Copy out the data exactly, leaving the pictures behind.

Records that describe figures
※ ※ ※
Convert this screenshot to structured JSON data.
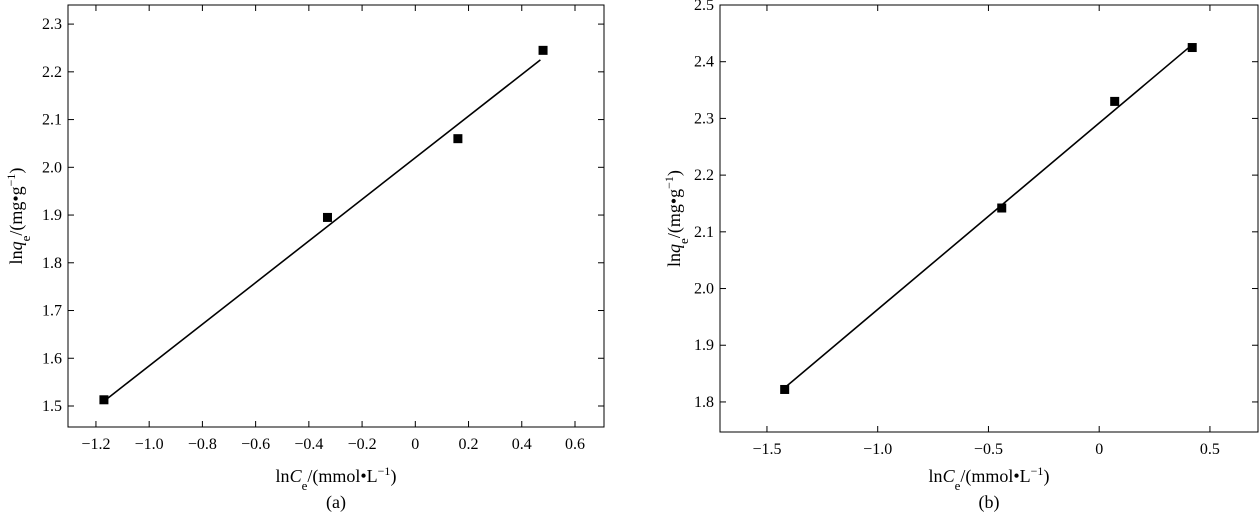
{
  "chart_data": [
    {
      "type": "scatter",
      "xlabel": [
        {
          "text": "ln"
        },
        {
          "text": "C",
          "italic": true
        },
        {
          "text": "e",
          "sub": true
        },
        {
          "text": "/(mmol•L"
        },
        {
          "text": "−1",
          "sup": true
        },
        {
          "text": ")"
        }
      ],
      "ylabel": [
        {
          "text": "ln"
        },
        {
          "text": "q",
          "italic": true
        },
        {
          "text": "e",
          "sub": true
        },
        {
          "text": "/(mg•g"
        },
        {
          "text": "−1",
          "sup": true
        },
        {
          "text": ")"
        }
      ],
      "caption": "(a)",
      "xlim": [
        -1.305,
        0.709
      ],
      "ylim": [
        1.456,
        2.34
      ],
      "xticks": [
        {
          "value": -1.2,
          "label": "−1.2"
        },
        {
          "value": -1,
          "label": "−1.0"
        },
        {
          "value": -0.8,
          "label": "−0.8"
        },
        {
          "value": -0.6,
          "label": "−0.6"
        },
        {
          "value": -0.4,
          "label": "−0.4"
        },
        {
          "value": -0.2,
          "label": "−0.2"
        },
        0,
        0.2,
        0.4,
        0.6
      ],
      "yticks": [
        1.5,
        1.6,
        1.7,
        1.8,
        1.9,
        {
          "value": 2,
          "label": "2.0"
        },
        2.1,
        2.2,
        2.3
      ],
      "series": [
        {
          "style": "marker",
          "color": "#000000",
          "x": [
            -1.17,
            -0.33,
            0.16,
            0.48
          ],
          "values": [
            1.513,
            1.895,
            2.06,
            2.245
          ]
        },
        {
          "style": "line",
          "color": "#000000",
          "x": [
            -1.17,
            0.47
          ],
          "values": [
            1.51,
            2.225
          ]
        }
      ]
    },
    {
      "type": "scatter",
      "xlabel": [
        {
          "text": "ln"
        },
        {
          "text": "C",
          "italic": true
        },
        {
          "text": "e",
          "sub": true
        },
        {
          "text": "/(mmol•L"
        },
        {
          "text": "−1",
          "sup": true
        },
        {
          "text": ")"
        }
      ],
      "ylabel": [
        {
          "text": "ln"
        },
        {
          "text": "q",
          "italic": true
        },
        {
          "text": "e",
          "sub": true
        },
        {
          "text": "/(mg•g"
        },
        {
          "text": "−1",
          "sup": true
        },
        {
          "text": ")"
        }
      ],
      "caption": "(b)",
      "xlim": [
        -1.712,
        0.717
      ],
      "ylim": [
        1.747,
        2.5
      ],
      "xticks": [
        {
          "value": -1.5,
          "label": "−1.5"
        },
        {
          "value": -1,
          "label": "−1.0"
        },
        {
          "value": -0.5,
          "label": "−0.5"
        },
        0,
        0.5
      ],
      "yticks": [
        1.8,
        1.9,
        {
          "value": 2,
          "label": "2.0"
        },
        2.1,
        2.2,
        2.3,
        2.4,
        2.5
      ],
      "series": [
        {
          "style": "marker",
          "color": "#000000",
          "x": [
            -1.42,
            -0.44,
            0.07,
            0.42
          ],
          "values": [
            1.822,
            2.142,
            2.33,
            2.425
          ]
        },
        {
          "style": "line",
          "color": "#000000",
          "x": [
            -1.42,
            0.42
          ],
          "values": [
            1.825,
            2.43
          ]
        }
      ]
    }
  ]
}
※ ※ ※
◆ Exercise output
Convert this screenshot to structured JSON data.
{
  "chart_data": [
    {
      "type": "scatter",
      "xlabel": [
        {
          "text": "ln"
        },
        {
          "text": "C",
          "italic": true
        },
        {
          "text": "e",
          "sub": true
        },
        {
          "text": "/(mmol•L"
        },
        {
          "text": "−1",
          "sup": true
        },
        {
          "text": ")"
        }
      ],
      "ylabel": [
        {
          "text": "ln"
        },
        {
          "text": "q",
          "italic": true
        },
        {
          "text": "e",
          "sub": true
        },
        {
          "text": "/(mg•g"
        },
        {
          "text": "−1",
          "sup": true
        },
        {
          "text": ")"
        }
      ],
      "caption": "(a)",
      "xlim": [
        -1.305,
        0.709
      ],
      "ylim": [
        1.456,
        2.34
      ],
      "xticks": [
        {
          "value": -1.2,
          "label": "−1.2"
        },
        {
          "value": -1,
          "label": "−1.0"
        },
        {
          "value": -0.8,
          "label": "−0.8"
        },
        {
          "value": -0.6,
          "label": "−0.6"
        },
        {
          "value": -0.4,
          "label": "−0.4"
        },
        {
          "value": -0.2,
          "label": "−0.2"
        },
        0,
        0.2,
        0.4,
        0.6
      ],
      "yticks": [
        1.5,
        1.6,
        1.7,
        1.8,
        1.9,
        {
          "value": 2,
          "label": "2.0"
        },
        2.1,
        2.2,
        2.3
      ],
      "series": [
        {
          "style": "marker",
          "color": "#000000",
          "x": [
            -1.17,
            -0.33,
            0.16,
            0.48
          ],
          "values": [
            1.513,
            1.895,
            2.06,
            2.245
          ]
        },
        {
          "style": "line",
          "color": "#000000",
          "x": [
            -1.17,
            0.47
          ],
          "values": [
            1.51,
            2.225
          ]
        }
      ]
    },
    {
      "type": "scatter",
      "xlabel": [
        {
          "text": "ln"
        },
        {
          "text": "C",
          "italic": true
        },
        {
          "text": "e",
          "sub": true
        },
        {
          "text": "/(mmol•L"
        },
        {
          "text": "−1",
          "sup": true
        },
        {
          "text": ")"
        }
      ],
      "ylabel": [
        {
          "text": "ln"
        },
        {
          "text": "q",
          "italic": true
        },
        {
          "text": "e",
          "sub": true
        },
        {
          "text": "/(mg•g"
        },
        {
          "text": "−1",
          "sup": true
        },
        {
          "text": ")"
        }
      ],
      "caption": "(b)",
      "xlim": [
        -1.712,
        0.717
      ],
      "ylim": [
        1.747,
        2.5
      ],
      "xticks": [
        {
          "value": -1.5,
          "label": "−1.5"
        },
        {
          "value": -1,
          "label": "−1.0"
        },
        {
          "value": -0.5,
          "label": "−0.5"
        },
        0,
        0.5
      ],
      "yticks": [
        1.8,
        1.9,
        {
          "value": 2,
          "label": "2.0"
        },
        2.1,
        2.2,
        2.3,
        2.4,
        2.5
      ],
      "series": [
        {
          "style": "marker",
          "color": "#000000",
          "x": [
            -1.42,
            -0.44,
            0.07,
            0.42
          ],
          "values": [
            1.822,
            2.142,
            2.33,
            2.425
          ]
        },
        {
          "style": "line",
          "color": "#000000",
          "x": [
            -1.42,
            0.42
          ],
          "values": [
            1.825,
            2.43
          ]
        }
      ]
    }
  ]
}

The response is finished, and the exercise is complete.